▶ **PROMPT**: Look through the data for the string "JSON". Copy every line where it is found.

··· ENTRIES SUPPLIED

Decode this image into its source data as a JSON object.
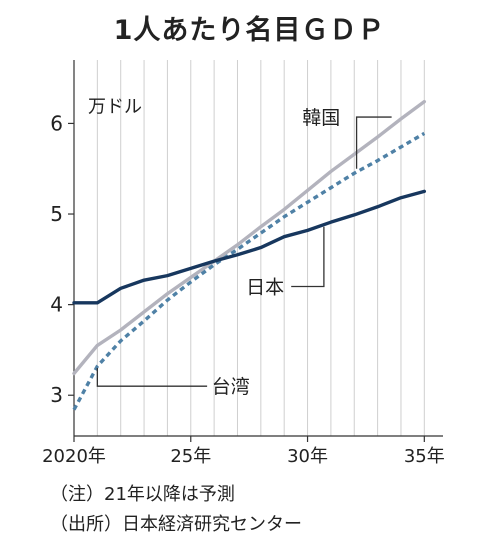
{
  "chart_data": {
    "type": "line",
    "title": "1人あたり名目ＧＤＰ",
    "unit_label": "万ドル",
    "x": [
      2020,
      2021,
      2022,
      2023,
      2024,
      2025,
      2026,
      2027,
      2028,
      2029,
      2030,
      2031,
      2032,
      2033,
      2034,
      2035
    ],
    "x_ticks": [
      2020,
      2025,
      2030,
      2035
    ],
    "x_tick_labels": [
      "2020年",
      "25年",
      "30年",
      "35年"
    ],
    "y_ticks": [
      3,
      4,
      5,
      6
    ],
    "ylim": [
      2.55,
      6.7
    ],
    "xlim": [
      2020,
      2035.8
    ],
    "grid": "vertical",
    "series": [
      {
        "name": "韓国",
        "color": "#b3b3bd",
        "values": [
          3.24,
          3.55,
          3.72,
          3.92,
          4.12,
          4.3,
          4.48,
          4.66,
          4.86,
          5.05,
          5.26,
          5.47,
          5.66,
          5.85,
          6.05,
          6.24
        ]
      },
      {
        "name": "台湾",
        "color": "#4f81a6",
        "dashed": true,
        "values": [
          2.84,
          3.32,
          3.6,
          3.82,
          4.05,
          4.25,
          4.44,
          4.61,
          4.79,
          4.97,
          5.13,
          5.29,
          5.45,
          5.59,
          5.74,
          5.89
        ]
      },
      {
        "name": "日本",
        "color": "#17375e",
        "values": [
          4.02,
          4.02,
          4.18,
          4.27,
          4.32,
          4.4,
          4.48,
          4.55,
          4.63,
          4.75,
          4.82,
          4.91,
          4.99,
          5.08,
          5.18,
          5.25
        ]
      }
    ],
    "notes": [
      "（注）21年以降は予測",
      "（出所）日本経済研究センター"
    ]
  }
}
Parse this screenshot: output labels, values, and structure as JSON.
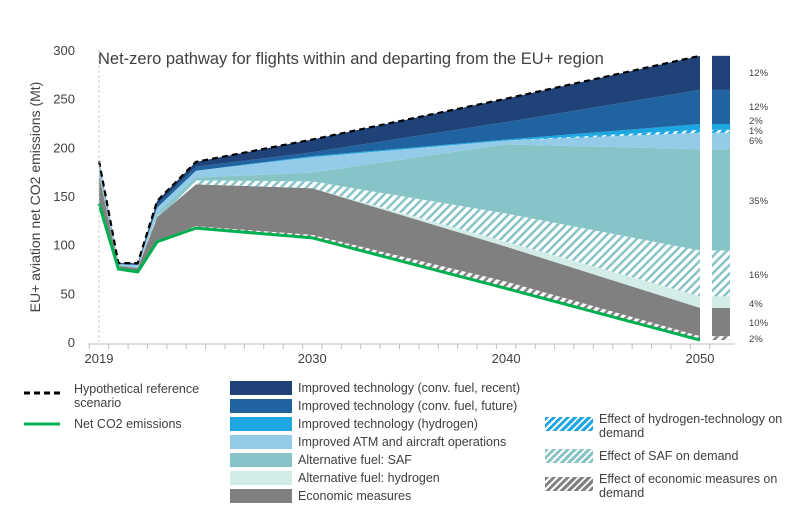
{
  "chart_data": {
    "type": "area",
    "title": "Net-zero pathway for flights within and departing from the EU+ region",
    "ylabel": "EU+ aviation net CO2 emissions (Mt)",
    "xlabel": "",
    "ylim": [
      0,
      300
    ],
    "xlim": [
      2019,
      2050
    ],
    "yticks": [
      "0",
      "50",
      "100",
      "150",
      "200",
      "250",
      "300"
    ],
    "xticks": [
      "2019",
      "2030",
      "2040",
      "2050"
    ],
    "x": [
      2019,
      2020,
      2021,
      2022,
      2024,
      2030,
      2040,
      2050
    ],
    "series": [
      {
        "name": "Net CO2 emissions",
        "top": [
          142,
          75,
          72,
          103,
          117,
          107,
          55,
          2
        ],
        "color": "#00b050"
      },
      {
        "name": "Effect of economic measures on demand",
        "top": [
          142,
          75,
          72,
          104,
          119,
          110,
          62,
          6
        ],
        "color": "#808080",
        "hatched": true
      },
      {
        "name": "Economic measures",
        "top": [
          172,
          78,
          76,
          128,
          162,
          158,
          98,
          35
        ],
        "color": "#808080"
      },
      {
        "name": "Alternative fuel: hydrogen",
        "top": [
          172,
          78,
          76,
          128,
          162,
          158,
          103,
          47
        ],
        "color": "#d3ece8"
      },
      {
        "name": "Effect of SAF on demand",
        "top": [
          173,
          78,
          76,
          130,
          166,
          165,
          132,
          94
        ],
        "color": "#86c4c8",
        "hatched": true
      },
      {
        "name": "Alternative fuel: SAF",
        "top": [
          178,
          79,
          77,
          133,
          169,
          174,
          203,
          198
        ],
        "color": "#86c4c8"
      },
      {
        "name": "Improved ATM and aircraft operations",
        "top": [
          182,
          80,
          79,
          138,
          176,
          190,
          207,
          215
        ],
        "color": "#94cbe9"
      },
      {
        "name": "Effect of hydrogen-technology on demand",
        "top": [
          182,
          80,
          79,
          138,
          176,
          190,
          207,
          218
        ],
        "color": "#1ca7e2",
        "hatched": true
      },
      {
        "name": "Improved technology (hydrogen)",
        "top": [
          182,
          80,
          79,
          138,
          176,
          191,
          208,
          224
        ],
        "color": "#1ca7e2"
      },
      {
        "name": "Improved technology (conv. fuel, future)",
        "top": [
          184,
          80,
          80,
          141,
          180,
          195,
          226,
          259
        ],
        "color": "#1f64a0"
      },
      {
        "name": "Improved technology (conv. fuel, recent)",
        "top": [
          186,
          81,
          81,
          145,
          185,
          208,
          250,
          294
        ],
        "color": "#1f4379"
      },
      {
        "name": "Hypothetical reference scenario",
        "top": [
          186,
          81,
          81,
          145,
          185,
          208,
          250,
          294
        ],
        "color": "#000000",
        "dashed": true
      }
    ],
    "bar_2050_shares": [
      {
        "name": "Improved technology (conv. fuel, recent)",
        "label": "12%"
      },
      {
        "name": "Improved technology (conv. fuel, future)",
        "label": "12%"
      },
      {
        "name": "Improved technology (hydrogen)",
        "label": "2%"
      },
      {
        "name": "Effect of hydrogen-technology on demand",
        "label": "1%"
      },
      {
        "name": "Improved ATM and aircraft operations",
        "label": "6%"
      },
      {
        "name": "Alternative fuel: SAF",
        "label": "35%"
      },
      {
        "name": "Effect of SAF on demand",
        "label": "16%"
      },
      {
        "name": "Alternative fuel: hydrogen",
        "label": "4%"
      },
      {
        "name": "Economic measures",
        "label": "10%"
      },
      {
        "name": "Effect of economic measures on demand",
        "label": "2%"
      }
    ]
  },
  "legend": {
    "ref": "Hypothetical reference scenario",
    "net": "Net CO2 emissions",
    "recent": "Improved technology (conv. fuel, recent)",
    "future": "Improved technology (conv. fuel, future)",
    "h2tech": "Improved technology (hydrogen)",
    "atm": "Improved ATM and aircraft operations",
    "saf": "Alternative fuel: SAF",
    "h2fuel": "Alternative fuel: hydrogen",
    "econ": "Economic measures",
    "h2dem": "Effect of hydrogen-technology on demand",
    "safdem": "Effect of SAF on demand",
    "econdem": "Effect of economic measures on demand"
  }
}
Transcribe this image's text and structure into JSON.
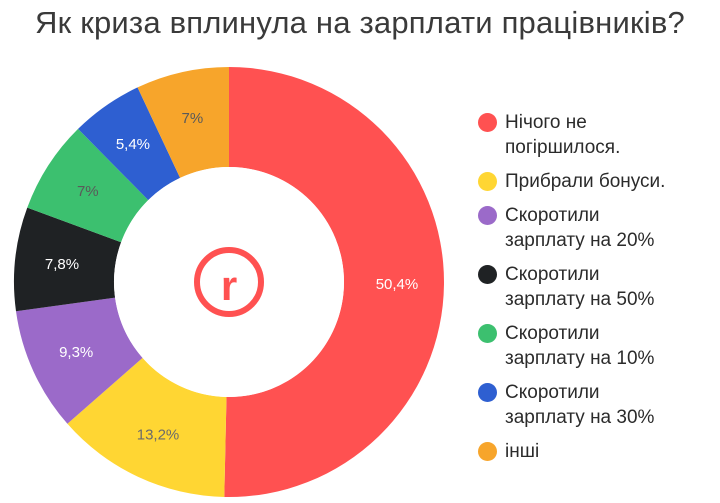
{
  "chart_data": {
    "type": "pie",
    "title": "Як криза вплинула на зарплати працівників?",
    "variant": "donut",
    "legend_position": "right",
    "center_logo": "r",
    "series": [
      {
        "name": "Нічого не погіршилося.",
        "value": 50.4,
        "label": "50,4%",
        "color": "#FF5151"
      },
      {
        "name": "Прибрали бонуси.",
        "value": 13.2,
        "label": "13,2%",
        "color": "#FFD633"
      },
      {
        "name": "Скоротили зарплату на 20%",
        "value": 9.3,
        "label": "9,3%",
        "color": "#9B6AC9"
      },
      {
        "name": "Скоротили зарплату на 50%",
        "value": 7.8,
        "label": "7,8%",
        "color": "#1F2224"
      },
      {
        "name": "Скоротили зарплату на 10%",
        "value": 7,
        "label": "7%",
        "color": "#3CC06F"
      },
      {
        "name": "Скоротили зарплату на 30%",
        "value": 5.4,
        "label": "5,4%",
        "color": "#2E5FD1"
      },
      {
        "name": "інші",
        "value": 7,
        "label": "7%",
        "color": "#F7A52B"
      }
    ]
  }
}
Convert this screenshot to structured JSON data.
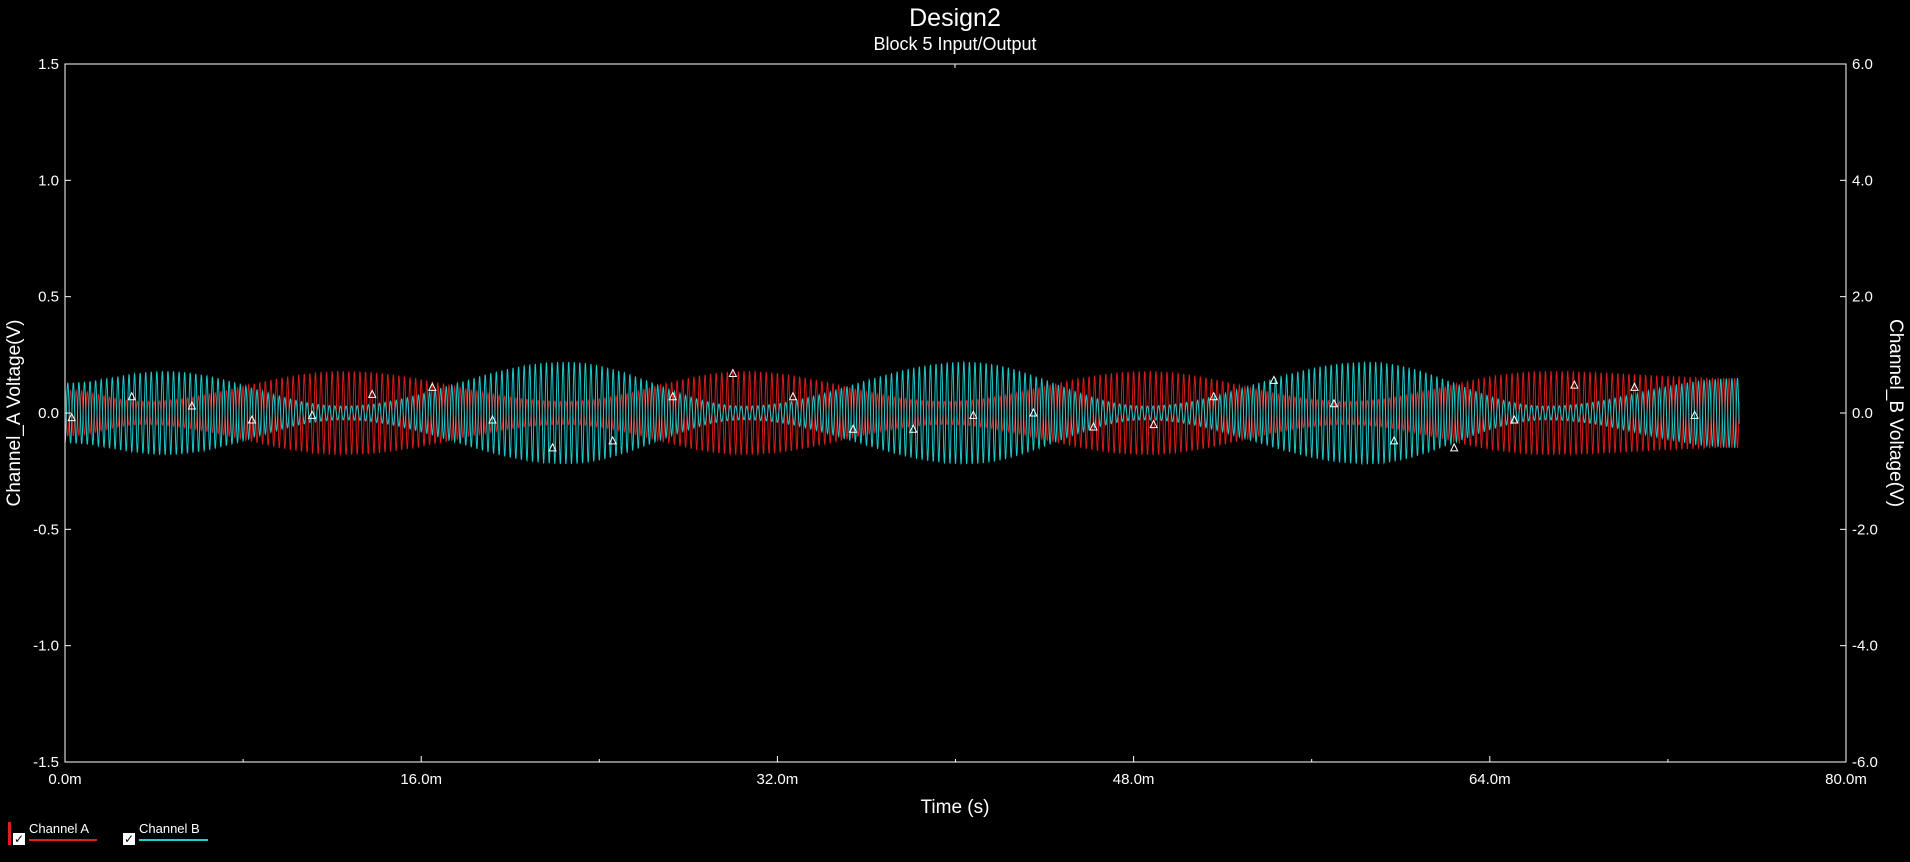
{
  "chart_data": {
    "type": "line",
    "title": "Design2",
    "subtitle": "Block 5 Input/Output",
    "xlabel": "Time (s)",
    "ylabel_left": "Channel_A Voltage(V)",
    "ylabel_right": "Channel_B Voltage(V)",
    "xlim": [
      0,
      0.08
    ],
    "ylim_left": [
      -1.5,
      1.5
    ],
    "ylim_right": [
      -6.0,
      6.0
    ],
    "x_ticks": [
      "0.0m",
      "16.0m",
      "32.0m",
      "48.0m",
      "64.0m",
      "80.0m"
    ],
    "y_ticks_left": [
      "1.5",
      "1.0",
      "0.5",
      "0.0",
      "-0.5",
      "-1.0",
      "-1.5"
    ],
    "y_ticks_right": [
      "6.0",
      "4.0",
      "2.0",
      "0.0",
      "-2.0",
      "-4.0",
      "-6.0"
    ],
    "grid": false,
    "legend_position": "bottom-left",
    "background_color": "#000000",
    "axis_color": "#ffffff",
    "series": [
      {
        "name": "Channel A",
        "axis": "left",
        "color": "#e01c1c",
        "checked": true,
        "x_end": 0.0752,
        "carrier_frequency_hz": 4000,
        "envelope_peaks": [
          {
            "x": 0.0,
            "amplitude": 0.1
          },
          {
            "x": 0.0035,
            "amplitude": 0.05
          },
          {
            "x": 0.0125,
            "amplitude": 0.18
          },
          {
            "x": 0.0225,
            "amplitude": 0.05
          },
          {
            "x": 0.0305,
            "amplitude": 0.18
          },
          {
            "x": 0.0395,
            "amplitude": 0.05
          },
          {
            "x": 0.0485,
            "amplitude": 0.18
          },
          {
            "x": 0.0575,
            "amplitude": 0.05
          },
          {
            "x": 0.0665,
            "amplitude": 0.18
          },
          {
            "x": 0.0752,
            "amplitude": 0.15
          }
        ]
      },
      {
        "name": "Channel B",
        "axis": "left",
        "color": "#1ed2d2",
        "checked": true,
        "x_end": 0.0752,
        "carrier_frequency_hz": 4000,
        "envelope_peaks": [
          {
            "x": 0.0,
            "amplitude": 0.13
          },
          {
            "x": 0.0045,
            "amplitude": 0.18
          },
          {
            "x": 0.0125,
            "amplitude": 0.03
          },
          {
            "x": 0.0225,
            "amplitude": 0.22
          },
          {
            "x": 0.0305,
            "amplitude": 0.03
          },
          {
            "x": 0.0405,
            "amplitude": 0.22
          },
          {
            "x": 0.0485,
            "amplitude": 0.03
          },
          {
            "x": 0.0585,
            "amplitude": 0.22
          },
          {
            "x": 0.0665,
            "amplitude": 0.03
          },
          {
            "x": 0.0752,
            "amplitude": 0.15
          }
        ]
      }
    ],
    "markers": {
      "color": "#ffffff",
      "shape": "triangle",
      "points": [
        {
          "x": 0.0003,
          "y": -0.02
        },
        {
          "x": 0.003,
          "y": 0.07
        },
        {
          "x": 0.0057,
          "y": 0.03
        },
        {
          "x": 0.0084,
          "y": -0.03
        },
        {
          "x": 0.0111,
          "y": -0.01
        },
        {
          "x": 0.0138,
          "y": 0.08
        },
        {
          "x": 0.0165,
          "y": 0.11
        },
        {
          "x": 0.0192,
          "y": -0.03
        },
        {
          "x": 0.0219,
          "y": -0.15
        },
        {
          "x": 0.0246,
          "y": -0.12
        },
        {
          "x": 0.0273,
          "y": 0.07
        },
        {
          "x": 0.03,
          "y": 0.17
        },
        {
          "x": 0.0327,
          "y": 0.07
        },
        {
          "x": 0.0354,
          "y": -0.07
        },
        {
          "x": 0.0381,
          "y": -0.07
        },
        {
          "x": 0.0408,
          "y": -0.01
        },
        {
          "x": 0.0435,
          "y": 0.0
        },
        {
          "x": 0.0462,
          "y": -0.06
        },
        {
          "x": 0.0489,
          "y": -0.05
        },
        {
          "x": 0.0516,
          "y": 0.07
        },
        {
          "x": 0.0543,
          "y": 0.14
        },
        {
          "x": 0.057,
          "y": 0.04
        },
        {
          "x": 0.0597,
          "y": -0.12
        },
        {
          "x": 0.0624,
          "y": -0.15
        },
        {
          "x": 0.0651,
          "y": -0.03
        },
        {
          "x": 0.0678,
          "y": 0.12
        },
        {
          "x": 0.0705,
          "y": 0.11
        },
        {
          "x": 0.0732,
          "y": -0.01
        }
      ]
    }
  }
}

······

▶ **OUTPUT FOR THIS EXERCISE**:
Decode this image into its source data as a JSON object.
Parse this screenshot: output labels, values, and structure as JSON.
Transcribe this image's text and structure into JSON.
Convert this screenshot to structured JSON data.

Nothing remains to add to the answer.